▶ [What the task asks]: Copy the data exactly as it appears, and do not include any pictures.

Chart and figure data
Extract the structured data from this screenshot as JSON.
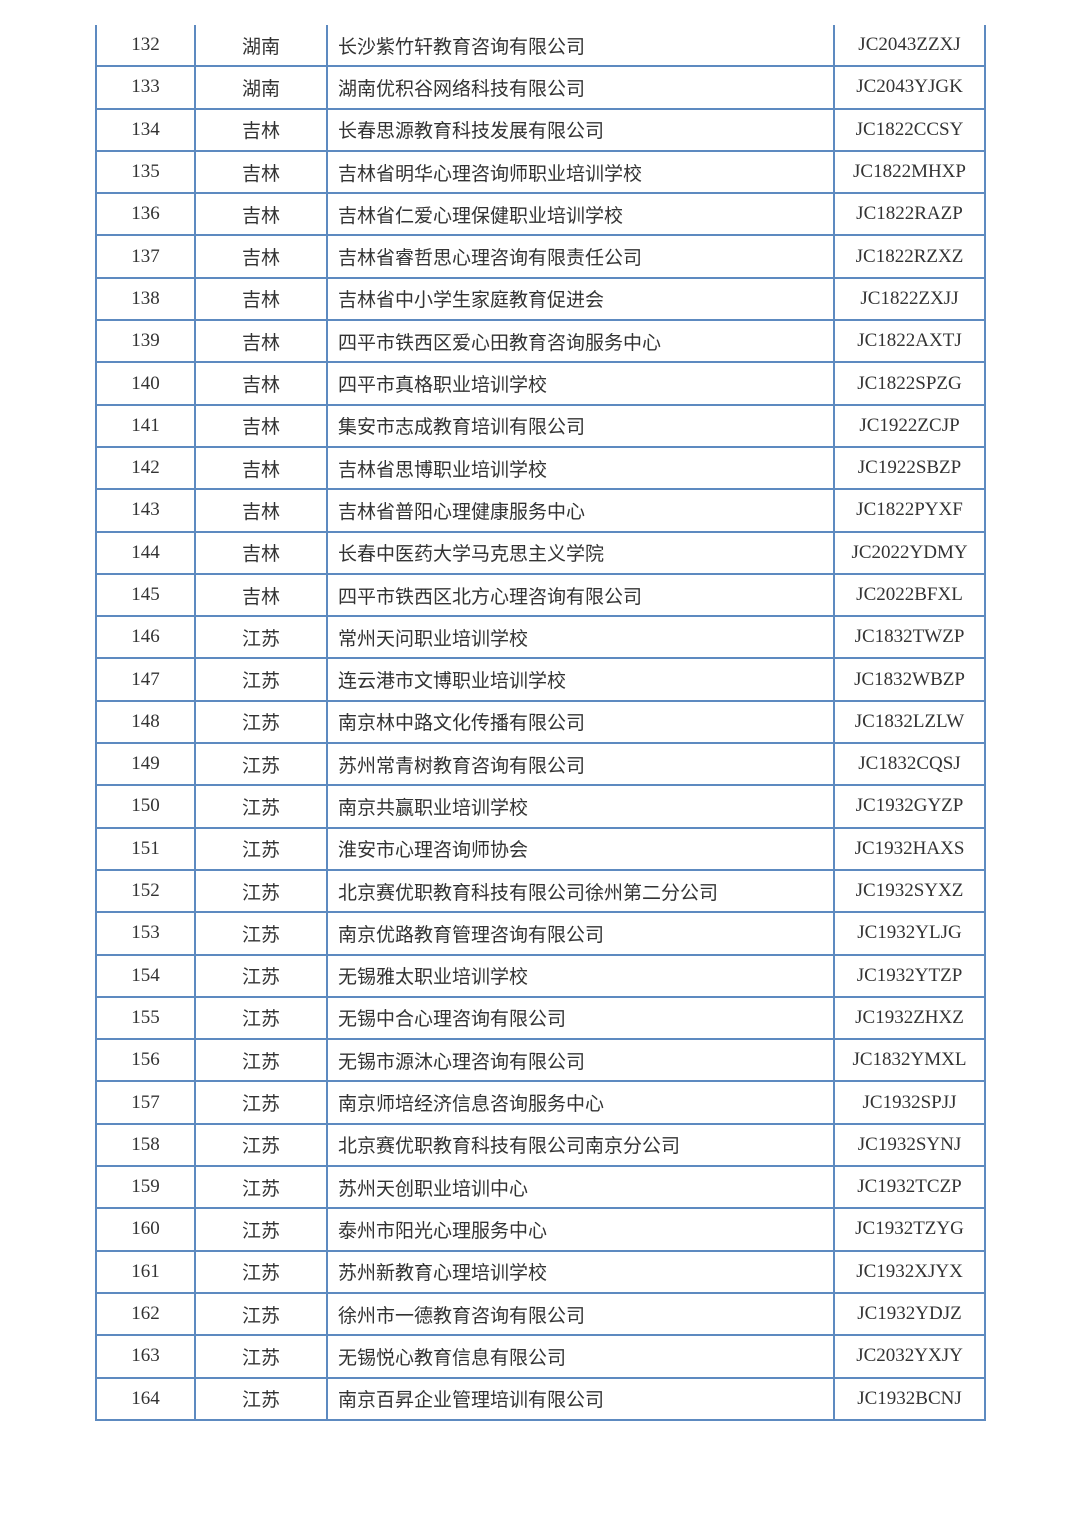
{
  "table": {
    "border_color": "#5d8ac0",
    "rows": [
      [
        "132",
        "湖南",
        "长沙紫竹轩教育咨询有限公司",
        "JC2043ZZXJ"
      ],
      [
        "133",
        "湖南",
        "湖南优积谷网络科技有限公司",
        "JC2043YJGK"
      ],
      [
        "134",
        "吉林",
        "长春思源教育科技发展有限公司",
        "JC1822CCSY"
      ],
      [
        "135",
        "吉林",
        "吉林省明华心理咨询师职业培训学校",
        "JC1822MHXP"
      ],
      [
        "136",
        "吉林",
        "吉林省仁爱心理保健职业培训学校",
        "JC1822RAZP"
      ],
      [
        "137",
        "吉林",
        "吉林省睿哲思心理咨询有限责任公司",
        "JC1822RZXZ"
      ],
      [
        "138",
        "吉林",
        "吉林省中小学生家庭教育促进会",
        "JC1822ZXJJ"
      ],
      [
        "139",
        "吉林",
        "四平市铁西区爱心田教育咨询服务中心",
        "JC1822AXTJ"
      ],
      [
        "140",
        "吉林",
        "四平市真格职业培训学校",
        "JC1822SPZG"
      ],
      [
        "141",
        "吉林",
        "集安市志成教育培训有限公司",
        "JC1922ZCJP"
      ],
      [
        "142",
        "吉林",
        "吉林省思博职业培训学校",
        "JC1922SBZP"
      ],
      [
        "143",
        "吉林",
        "吉林省普阳心理健康服务中心",
        "JC1822PYXF"
      ],
      [
        "144",
        "吉林",
        "长春中医药大学马克思主义学院",
        "JC2022YDMY"
      ],
      [
        "145",
        "吉林",
        "四平市铁西区北方心理咨询有限公司",
        "JC2022BFXL"
      ],
      [
        "146",
        "江苏",
        "常州天问职业培训学校",
        "JC1832TWZP"
      ],
      [
        "147",
        "江苏",
        "连云港市文博职业培训学校",
        "JC1832WBZP"
      ],
      [
        "148",
        "江苏",
        "南京林中路文化传播有限公司",
        "JC1832LZLW"
      ],
      [
        "149",
        "江苏",
        "苏州常青树教育咨询有限公司",
        "JC1832CQSJ"
      ],
      [
        "150",
        "江苏",
        "南京共赢职业培训学校",
        "JC1932GYZP"
      ],
      [
        "151",
        "江苏",
        "淮安市心理咨询师协会",
        "JC1932HAXS"
      ],
      [
        "152",
        "江苏",
        "北京赛优职教育科技有限公司徐州第二分公司",
        "JC1932SYXZ"
      ],
      [
        "153",
        "江苏",
        "南京优路教育管理咨询有限公司",
        "JC1932YLJG"
      ],
      [
        "154",
        "江苏",
        "无锡雅太职业培训学校",
        "JC1932YTZP"
      ],
      [
        "155",
        "江苏",
        "无锡中合心理咨询有限公司",
        "JC1932ZHXZ"
      ],
      [
        "156",
        "江苏",
        "无锡市源沐心理咨询有限公司",
        "JC1832YMXL"
      ],
      [
        "157",
        "江苏",
        "南京师培经济信息咨询服务中心",
        "JC1932SPJJ"
      ],
      [
        "158",
        "江苏",
        "北京赛优职教育科技有限公司南京分公司",
        "JC1932SYNJ"
      ],
      [
        "159",
        "江苏",
        "苏州天创职业培训中心",
        "JC1932TCZP"
      ],
      [
        "160",
        "江苏",
        "泰州市阳光心理服务中心",
        "JC1932TZYG"
      ],
      [
        "161",
        "江苏",
        "苏州新教育心理培训学校",
        "JC1932XJYX"
      ],
      [
        "162",
        "江苏",
        "徐州市一德教育咨询有限公司",
        "JC1932YDJZ"
      ],
      [
        "163",
        "江苏",
        "无锡悦心教育信息有限公司",
        "JC2032YXJY"
      ],
      [
        "164",
        "江苏",
        "南京百昇企业管理培训有限公司",
        "JC1932BCNJ"
      ]
    ]
  }
}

▶ [Task result]:
Extract the structured data from this screenshot as JSON.
{
  "table": {
    "border_color": "#5d8ac0",
    "rows": [
      [
        "132",
        "湖南",
        "长沙紫竹轩教育咨询有限公司",
        "JC2043ZZXJ"
      ],
      [
        "133",
        "湖南",
        "湖南优积谷网络科技有限公司",
        "JC2043YJGK"
      ],
      [
        "134",
        "吉林",
        "长春思源教育科技发展有限公司",
        "JC1822CCSY"
      ],
      [
        "135",
        "吉林",
        "吉林省明华心理咨询师职业培训学校",
        "JC1822MHXP"
      ],
      [
        "136",
        "吉林",
        "吉林省仁爱心理保健职业培训学校",
        "JC1822RAZP"
      ],
      [
        "137",
        "吉林",
        "吉林省睿哲思心理咨询有限责任公司",
        "JC1822RZXZ"
      ],
      [
        "138",
        "吉林",
        "吉林省中小学生家庭教育促进会",
        "JC1822ZXJJ"
      ],
      [
        "139",
        "吉林",
        "四平市铁西区爱心田教育咨询服务中心",
        "JC1822AXTJ"
      ],
      [
        "140",
        "吉林",
        "四平市真格职业培训学校",
        "JC1822SPZG"
      ],
      [
        "141",
        "吉林",
        "集安市志成教育培训有限公司",
        "JC1922ZCJP"
      ],
      [
        "142",
        "吉林",
        "吉林省思博职业培训学校",
        "JC1922SBZP"
      ],
      [
        "143",
        "吉林",
        "吉林省普阳心理健康服务中心",
        "JC1822PYXF"
      ],
      [
        "144",
        "吉林",
        "长春中医药大学马克思主义学院",
        "JC2022YDMY"
      ],
      [
        "145",
        "吉林",
        "四平市铁西区北方心理咨询有限公司",
        "JC2022BFXL"
      ],
      [
        "146",
        "江苏",
        "常州天问职业培训学校",
        "JC1832TWZP"
      ],
      [
        "147",
        "江苏",
        "连云港市文博职业培训学校",
        "JC1832WBZP"
      ],
      [
        "148",
        "江苏",
        "南京林中路文化传播有限公司",
        "JC1832LZLW"
      ],
      [
        "149",
        "江苏",
        "苏州常青树教育咨询有限公司",
        "JC1832CQSJ"
      ],
      [
        "150",
        "江苏",
        "南京共赢职业培训学校",
        "JC1932GYZP"
      ],
      [
        "151",
        "江苏",
        "淮安市心理咨询师协会",
        "JC1932HAXS"
      ],
      [
        "152",
        "江苏",
        "北京赛优职教育科技有限公司徐州第二分公司",
        "JC1932SYXZ"
      ],
      [
        "153",
        "江苏",
        "南京优路教育管理咨询有限公司",
        "JC1932YLJG"
      ],
      [
        "154",
        "江苏",
        "无锡雅太职业培训学校",
        "JC1932YTZP"
      ],
      [
        "155",
        "江苏",
        "无锡中合心理咨询有限公司",
        "JC1932ZHXZ"
      ],
      [
        "156",
        "江苏",
        "无锡市源沐心理咨询有限公司",
        "JC1832YMXL"
      ],
      [
        "157",
        "江苏",
        "南京师培经济信息咨询服务中心",
        "JC1932SPJJ"
      ],
      [
        "158",
        "江苏",
        "北京赛优职教育科技有限公司南京分公司",
        "JC1932SYNJ"
      ],
      [
        "159",
        "江苏",
        "苏州天创职业培训中心",
        "JC1932TCZP"
      ],
      [
        "160",
        "江苏",
        "泰州市阳光心理服务中心",
        "JC1932TZYG"
      ],
      [
        "161",
        "江苏",
        "苏州新教育心理培训学校",
        "JC1932XJYX"
      ],
      [
        "162",
        "江苏",
        "徐州市一德教育咨询有限公司",
        "JC1932YDJZ"
      ],
      [
        "163",
        "江苏",
        "无锡悦心教育信息有限公司",
        "JC2032YXJY"
      ],
      [
        "164",
        "江苏",
        "南京百昇企业管理培训有限公司",
        "JC1932BCNJ"
      ]
    ]
  }
}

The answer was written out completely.